**Instructions for the task**
Reproduce the listing word for word. Skip any image.

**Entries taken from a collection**
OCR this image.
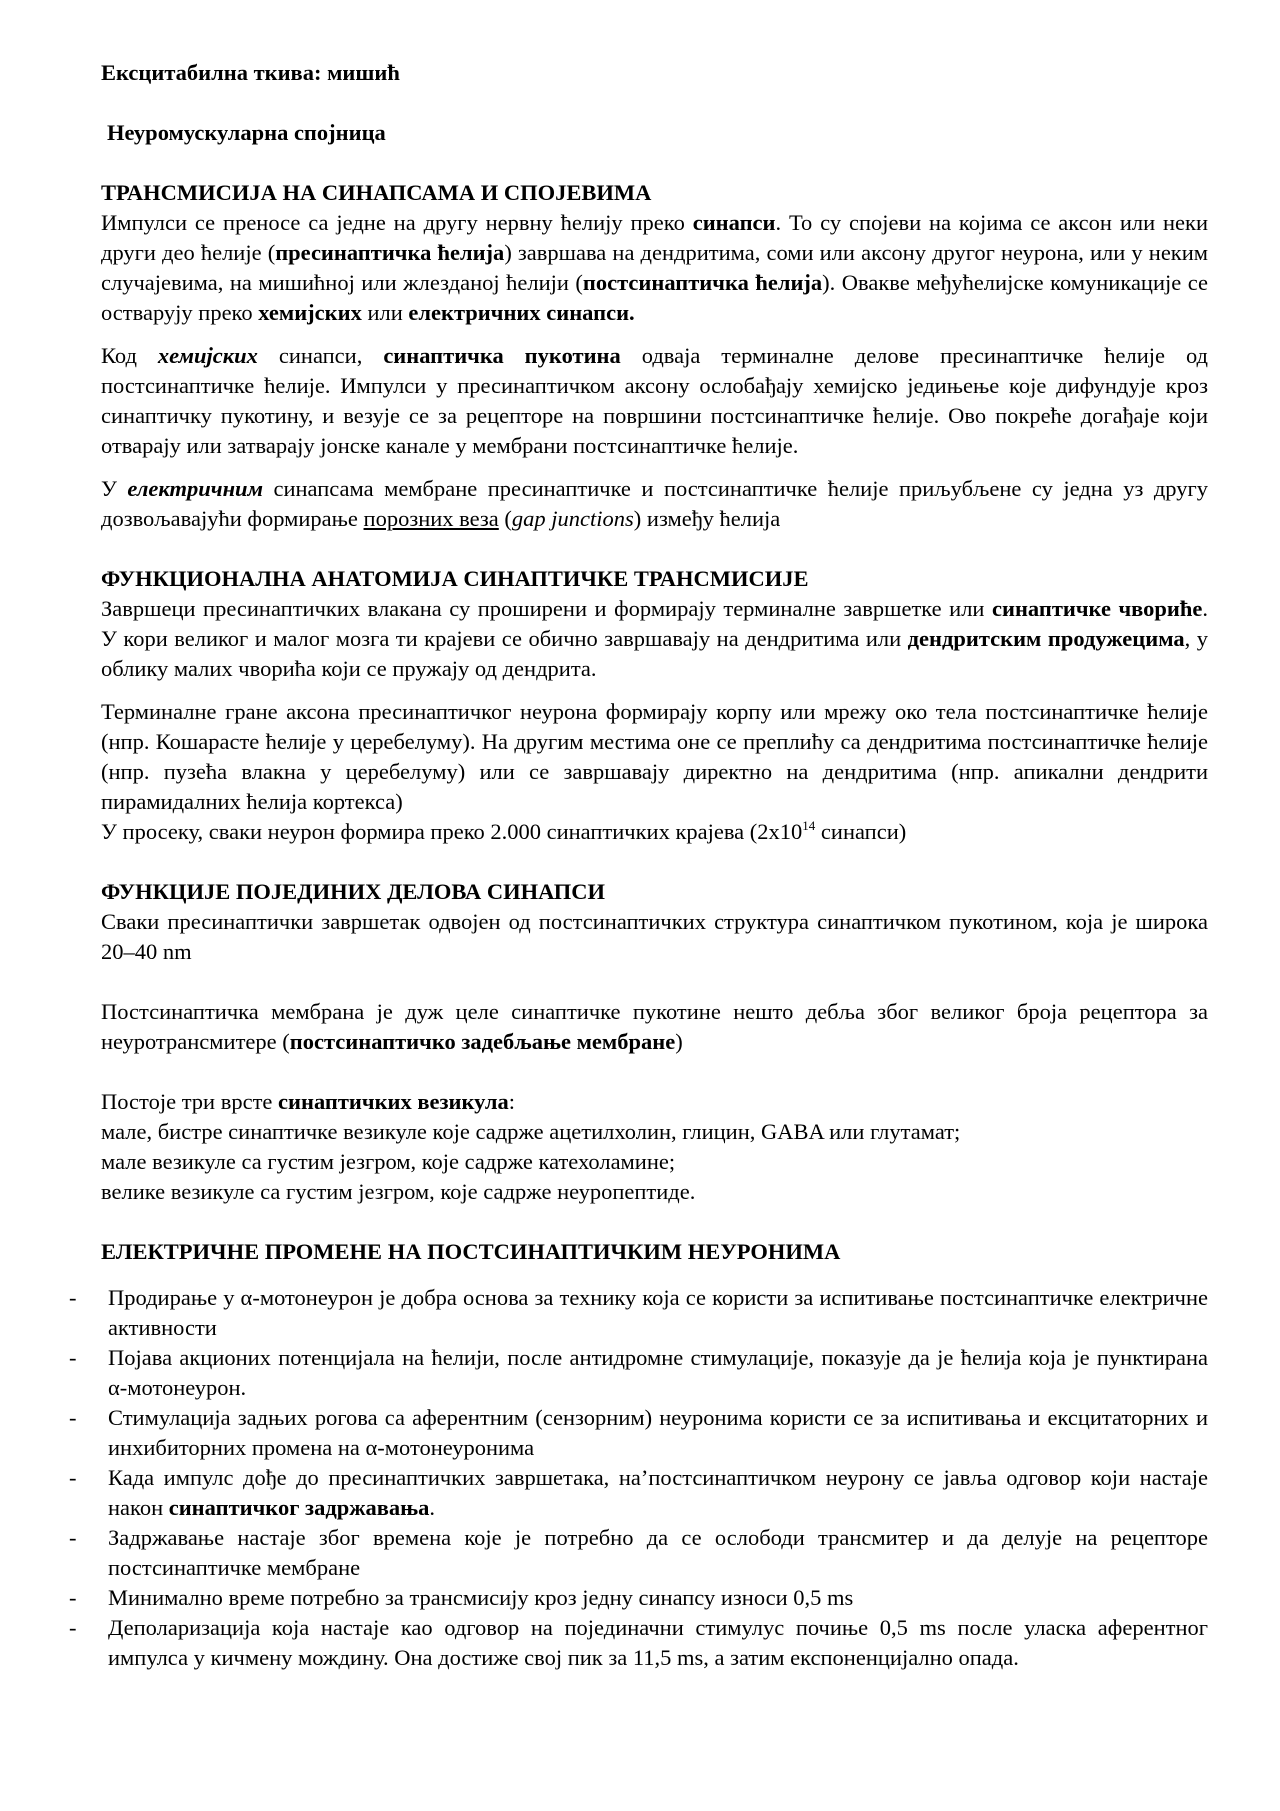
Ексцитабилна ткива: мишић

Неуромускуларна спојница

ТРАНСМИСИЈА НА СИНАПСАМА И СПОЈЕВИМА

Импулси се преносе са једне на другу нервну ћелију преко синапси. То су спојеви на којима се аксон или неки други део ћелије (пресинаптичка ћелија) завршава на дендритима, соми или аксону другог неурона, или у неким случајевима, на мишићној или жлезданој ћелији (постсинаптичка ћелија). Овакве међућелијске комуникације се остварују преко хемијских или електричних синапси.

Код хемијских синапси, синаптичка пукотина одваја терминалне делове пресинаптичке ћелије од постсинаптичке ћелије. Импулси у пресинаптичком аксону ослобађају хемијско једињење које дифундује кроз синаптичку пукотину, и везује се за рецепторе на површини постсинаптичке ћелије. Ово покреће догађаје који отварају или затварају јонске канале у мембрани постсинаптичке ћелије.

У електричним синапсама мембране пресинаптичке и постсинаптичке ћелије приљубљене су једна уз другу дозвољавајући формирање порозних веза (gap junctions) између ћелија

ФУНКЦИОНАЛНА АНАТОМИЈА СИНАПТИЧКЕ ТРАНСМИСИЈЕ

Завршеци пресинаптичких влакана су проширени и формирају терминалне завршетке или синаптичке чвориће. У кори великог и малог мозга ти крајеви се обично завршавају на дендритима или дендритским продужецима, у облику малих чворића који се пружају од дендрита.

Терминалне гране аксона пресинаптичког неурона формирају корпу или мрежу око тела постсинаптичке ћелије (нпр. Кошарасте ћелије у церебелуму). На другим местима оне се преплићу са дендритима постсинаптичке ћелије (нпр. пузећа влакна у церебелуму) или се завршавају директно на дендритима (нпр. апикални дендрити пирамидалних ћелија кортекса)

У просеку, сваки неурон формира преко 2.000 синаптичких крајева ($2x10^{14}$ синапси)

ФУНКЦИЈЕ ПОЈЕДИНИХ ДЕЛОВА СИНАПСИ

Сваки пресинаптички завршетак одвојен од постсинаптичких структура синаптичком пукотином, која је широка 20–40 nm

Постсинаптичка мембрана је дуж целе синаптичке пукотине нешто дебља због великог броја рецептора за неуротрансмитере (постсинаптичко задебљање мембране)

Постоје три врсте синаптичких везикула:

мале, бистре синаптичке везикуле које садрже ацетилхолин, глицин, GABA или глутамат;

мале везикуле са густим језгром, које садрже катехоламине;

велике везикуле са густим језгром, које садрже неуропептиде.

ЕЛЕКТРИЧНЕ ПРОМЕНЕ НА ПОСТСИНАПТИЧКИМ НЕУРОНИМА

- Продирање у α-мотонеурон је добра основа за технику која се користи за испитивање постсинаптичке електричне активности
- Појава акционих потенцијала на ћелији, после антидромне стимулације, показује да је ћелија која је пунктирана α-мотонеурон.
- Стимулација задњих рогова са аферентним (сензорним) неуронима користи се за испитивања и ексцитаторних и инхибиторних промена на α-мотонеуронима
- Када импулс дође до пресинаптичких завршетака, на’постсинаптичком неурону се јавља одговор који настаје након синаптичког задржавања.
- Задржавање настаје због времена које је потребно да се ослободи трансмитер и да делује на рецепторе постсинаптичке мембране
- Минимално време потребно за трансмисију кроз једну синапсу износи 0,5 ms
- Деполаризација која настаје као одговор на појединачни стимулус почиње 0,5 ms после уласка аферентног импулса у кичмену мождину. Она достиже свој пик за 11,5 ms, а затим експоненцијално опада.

**Exercise answer**
OCR this image.
Ексцитабилна ткива: мишић

Неуромускуларна спојница

ТРАНСМИСИЈА НА СИНАПСАМА И СПОЈЕВИМА

Импулси се преносе са једне на другу нервну ћелију преко синапси. То су спојеви на којима се аксон или неки други део ћелије (пресинаптичка ћелија) завршава на дендритима, соми или аксону другог неурона, или у неким случајевима, на мишићној или жлезданој ћелији (постсинаптичка ћелија). Овакве међућелијске комуникације се остварују преко хемијских или електричних синапси.

Код хемијских синапси, синаптичка пукотина одваја терминалне делове пресинаптичке ћелије од постсинаптичке ћелије. Импулси у пресинаптичком аксону ослобађају хемијско једињење које дифундује кроз синаптичку пукотину, и везује се за рецепторе на површини постсинаптичке ћелије. Ово покреће догађаје који отварају или затварају јонске канале у мембрани постсинаптичке ћелије.

У електричним синапсама мембране пресинаптичке и постсинаптичке ћелије приљубљене су једна уз другу дозвољавајући формирање порозних веза (gap junctions) између ћелија

ФУНКЦИОНАЛНА АНАТОМИЈА СИНАПТИЧКЕ ТРАНСМИСИЈЕ

Завршеци пресинаптичких влакана су проширени и формирају терминалне завршетке или синаптичке чвориће. У кори великог и малог мозга ти крајеви се обично завршавају на дендритима или дендритским продужецима, у облику малих чворића који се пружају од дендрита.

Терминалне гране аксона пресинаптичког неурона формирају корпу или мрежу око тела постсинаптичке ћелије (нпр. Кошарасте ћелије у церебелуму). На другим местима оне се преплићу са дендритима постсинаптичке ћелије (нпр. пузећа влакна у церебелуму) или се завршавају директно на дендритима (нпр. апикални дендрити пирамидалних ћелија кортекса)

У просеку, сваки неурон формира преко 2.000 синаптичких крајева ($2x10^{14}$ синапси)

ФУНКЦИЈЕ ПОЈЕДИНИХ ДЕЛОВА СИНАПСИ

Сваки пресинаптички завршетак одвојен од постсинаптичких структура синаптичком пукотином, која је широка 20–40 nm

Постсинаптичка мембрана је дуж целе синаптичке пукотине нешто дебља због великог броја рецептора за неуротрансмитере (постсинаптичко задебљање мембране)

Постоје три врсте синаптичких везикула:

мале, бистре синаптичке везикуле које садрже ацетилхолин, глицин, GABA или глутамат;

мале везикуле са густим језгром, које садрже катехоламине;

велике везикуле са густим језгром, које садрже неуропептиде.

ЕЛЕКТРИЧНЕ ПРОМЕНЕ НА ПОСТСИНАПТИЧКИМ НЕУРОНИМА

- Продирање у α-мотонеурон је добра основа за технику која се користи за испитивање постсинаптичке електричне активности
- Појава акционих потенцијала на ћелији, после антидромне стимулације, показује да је ћелија која је пунктирана α-мотонеурон.
- Стимулација задњих рогова са аферентним (сензорним) неуронима користи се за испитивања и ексцитаторних и инхибиторних промена на α-мотонеуронима
- Када импулс дође до пресинаптичких завршетака, на’постсинаптичком неурону се јавља одговор који настаје након синаптичког задржавања.
- Задржавање настаје због времена које је потребно да се ослободи трансмитер и да делује на рецепторе постсинаптичке мембране
- Минимално време потребно за трансмисију кроз једну синапсу износи 0,5 ms
- Деполаризација која настаје као одговор на појединачни стимулус почиње 0,5 ms после уласка аферентног импулса у кичмену мождину. Она достиже свој пик за 11,5 ms, а затим експоненцијално опада.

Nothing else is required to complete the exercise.